* [RECORDS FOR THE EXERCISE]

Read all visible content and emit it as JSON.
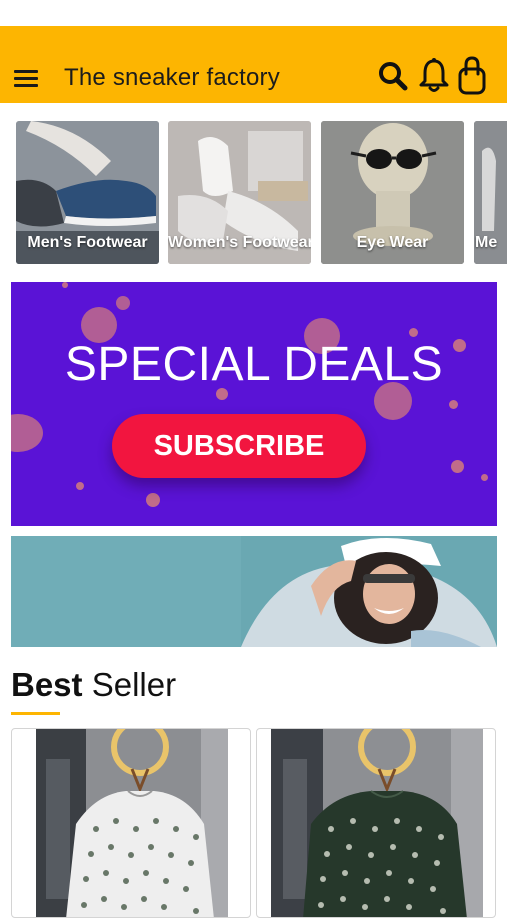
{
  "app": {
    "title": "The sneaker factory"
  },
  "header_icons": [
    "menu-icon",
    "search-icon",
    "bell-icon",
    "shopping-bag-icon"
  ],
  "categories": [
    {
      "label": "Men's Footwear"
    },
    {
      "label": "Women's Footwear"
    },
    {
      "label": "Eye Wear"
    },
    {
      "label": "Me"
    }
  ],
  "deals_banner": {
    "title": "SPECIAL DEALS",
    "button_label": "SUBSCRIBE"
  },
  "best_seller": {
    "title_bold": "Best",
    "title_rest": " Seller",
    "products": [
      {
        "image": "white-patterned-sweater"
      },
      {
        "image": "dark-green-patterned-sweater"
      }
    ]
  },
  "colors": {
    "app_bar": "#FDB501",
    "deals_background": "#5A13D6",
    "subscribe_button": "#F2153F",
    "accent_underline": "#FDB501"
  }
}
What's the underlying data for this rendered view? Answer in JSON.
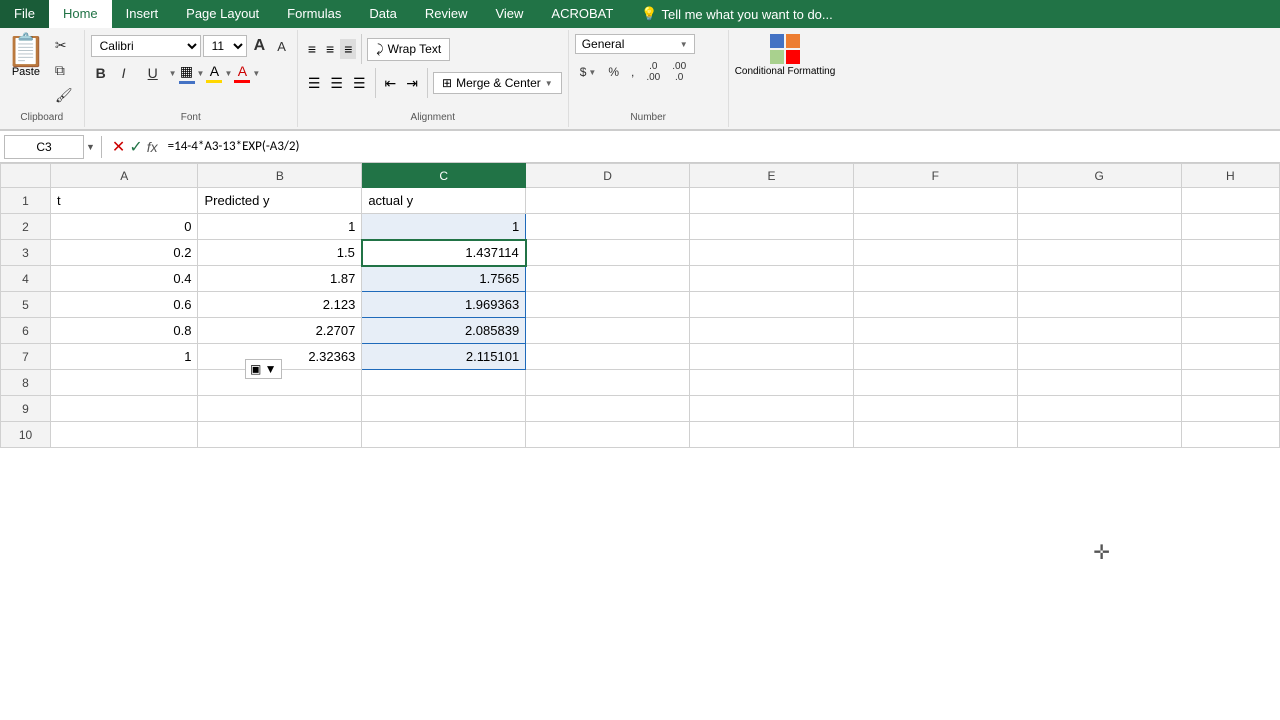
{
  "menu": {
    "items": [
      "File",
      "Home",
      "Insert",
      "Page Layout",
      "Formulas",
      "Data",
      "Review",
      "View",
      "ACROBAT"
    ],
    "active": "Home",
    "search_placeholder": "Tell me what you want to do..."
  },
  "toolbar": {
    "clipboard": {
      "paste_label": "Paste"
    },
    "font": {
      "name": "Calibri",
      "size": "11",
      "bold": "B",
      "italic": "I",
      "underline": "U",
      "increase_font": "A",
      "decrease_font": "A"
    },
    "alignment": {
      "wrap_text": "Wrap Text",
      "merge_center": "Merge & Center"
    },
    "number": {
      "format": "General",
      "dollar": "$",
      "percent": "%",
      "comma": ",",
      "increase_decimal": ".00",
      "decrease_decimal": ".0"
    },
    "conditional_formatting": "Conditional Formatting"
  },
  "formula_bar": {
    "cell_ref": "C3",
    "formula": "=14-4*A3-13*EXP(-A3/2)"
  },
  "columns": [
    "A",
    "B",
    "C",
    "D",
    "E",
    "F",
    "G",
    "H"
  ],
  "rows": [
    {
      "row_num": 1,
      "cells": [
        {
          "col": "A",
          "value": "t",
          "align": "left"
        },
        {
          "col": "B",
          "value": "Predicted y",
          "align": "left"
        },
        {
          "col": "C",
          "value": "actual y",
          "align": "left"
        },
        {
          "col": "D",
          "value": ""
        },
        {
          "col": "E",
          "value": ""
        },
        {
          "col": "F",
          "value": ""
        },
        {
          "col": "G",
          "value": ""
        },
        {
          "col": "H",
          "value": ""
        }
      ]
    },
    {
      "row_num": 2,
      "cells": [
        {
          "col": "A",
          "value": "0",
          "align": "right"
        },
        {
          "col": "B",
          "value": "1",
          "align": "right"
        },
        {
          "col": "C",
          "value": "1",
          "align": "right",
          "selected_range": true
        },
        {
          "col": "D",
          "value": ""
        },
        {
          "col": "E",
          "value": ""
        },
        {
          "col": "F",
          "value": ""
        },
        {
          "col": "G",
          "value": ""
        },
        {
          "col": "H",
          "value": ""
        }
      ]
    },
    {
      "row_num": 3,
      "cells": [
        {
          "col": "A",
          "value": "0.2",
          "align": "right"
        },
        {
          "col": "B",
          "value": "1.5",
          "align": "right"
        },
        {
          "col": "C",
          "value": "1.437114",
          "align": "right",
          "active": true
        },
        {
          "col": "D",
          "value": ""
        },
        {
          "col": "E",
          "value": ""
        },
        {
          "col": "F",
          "value": ""
        },
        {
          "col": "G",
          "value": ""
        },
        {
          "col": "H",
          "value": ""
        }
      ]
    },
    {
      "row_num": 4,
      "cells": [
        {
          "col": "A",
          "value": "0.4",
          "align": "right"
        },
        {
          "col": "B",
          "value": "1.87",
          "align": "right"
        },
        {
          "col": "C",
          "value": "1.7565",
          "align": "right",
          "selected_range": true
        },
        {
          "col": "D",
          "value": ""
        },
        {
          "col": "E",
          "value": ""
        },
        {
          "col": "F",
          "value": ""
        },
        {
          "col": "G",
          "value": ""
        },
        {
          "col": "H",
          "value": ""
        }
      ]
    },
    {
      "row_num": 5,
      "cells": [
        {
          "col": "A",
          "value": "0.6",
          "align": "right"
        },
        {
          "col": "B",
          "value": "2.123",
          "align": "right"
        },
        {
          "col": "C",
          "value": "1.969363",
          "align": "right",
          "selected_range": true
        },
        {
          "col": "D",
          "value": ""
        },
        {
          "col": "E",
          "value": ""
        },
        {
          "col": "F",
          "value": ""
        },
        {
          "col": "G",
          "value": ""
        },
        {
          "col": "H",
          "value": ""
        }
      ]
    },
    {
      "row_num": 6,
      "cells": [
        {
          "col": "A",
          "value": "0.8",
          "align": "right"
        },
        {
          "col": "B",
          "value": "2.2707",
          "align": "right"
        },
        {
          "col": "C",
          "value": "2.085839",
          "align": "right",
          "selected_range": true
        },
        {
          "col": "D",
          "value": ""
        },
        {
          "col": "E",
          "value": ""
        },
        {
          "col": "F",
          "value": ""
        },
        {
          "col": "G",
          "value": ""
        },
        {
          "col": "H",
          "value": ""
        }
      ]
    },
    {
      "row_num": 7,
      "cells": [
        {
          "col": "A",
          "value": "1",
          "align": "right"
        },
        {
          "col": "B",
          "value": "2.32363",
          "align": "right"
        },
        {
          "col": "C",
          "value": "2.115101",
          "align": "right",
          "selected_range": true
        },
        {
          "col": "D",
          "value": ""
        },
        {
          "col": "E",
          "value": ""
        },
        {
          "col": "F",
          "value": ""
        },
        {
          "col": "G",
          "value": ""
        },
        {
          "col": "H",
          "value": ""
        }
      ]
    },
    {
      "row_num": 8,
      "cells": [
        {
          "col": "A",
          "value": ""
        },
        {
          "col": "B",
          "value": ""
        },
        {
          "col": "C",
          "value": ""
        },
        {
          "col": "D",
          "value": ""
        },
        {
          "col": "E",
          "value": ""
        },
        {
          "col": "F",
          "value": ""
        },
        {
          "col": "G",
          "value": ""
        },
        {
          "col": "H",
          "value": ""
        }
      ]
    },
    {
      "row_num": 9,
      "cells": [
        {
          "col": "A",
          "value": ""
        },
        {
          "col": "B",
          "value": ""
        },
        {
          "col": "C",
          "value": ""
        },
        {
          "col": "D",
          "value": ""
        },
        {
          "col": "E",
          "value": ""
        },
        {
          "col": "F",
          "value": ""
        },
        {
          "col": "G",
          "value": ""
        },
        {
          "col": "H",
          "value": ""
        }
      ]
    },
    {
      "row_num": 10,
      "cells": [
        {
          "col": "A",
          "value": ""
        },
        {
          "col": "B",
          "value": ""
        },
        {
          "col": "C",
          "value": ""
        },
        {
          "col": "D",
          "value": ""
        },
        {
          "col": "E",
          "value": ""
        },
        {
          "col": "F",
          "value": ""
        },
        {
          "col": "G",
          "value": ""
        },
        {
          "col": "H",
          "value": ""
        }
      ]
    }
  ],
  "groups": {
    "clipboard_label": "Clipboard",
    "font_label": "Font",
    "alignment_label": "Alignment",
    "number_label": "Number"
  }
}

* [GIVEN REQUEST]
Return each line where "Footwear" shows up.

* [ANSWER TO THIS TASK]
      "label": "Men's Footwear"
      "label": "Women's Footwear"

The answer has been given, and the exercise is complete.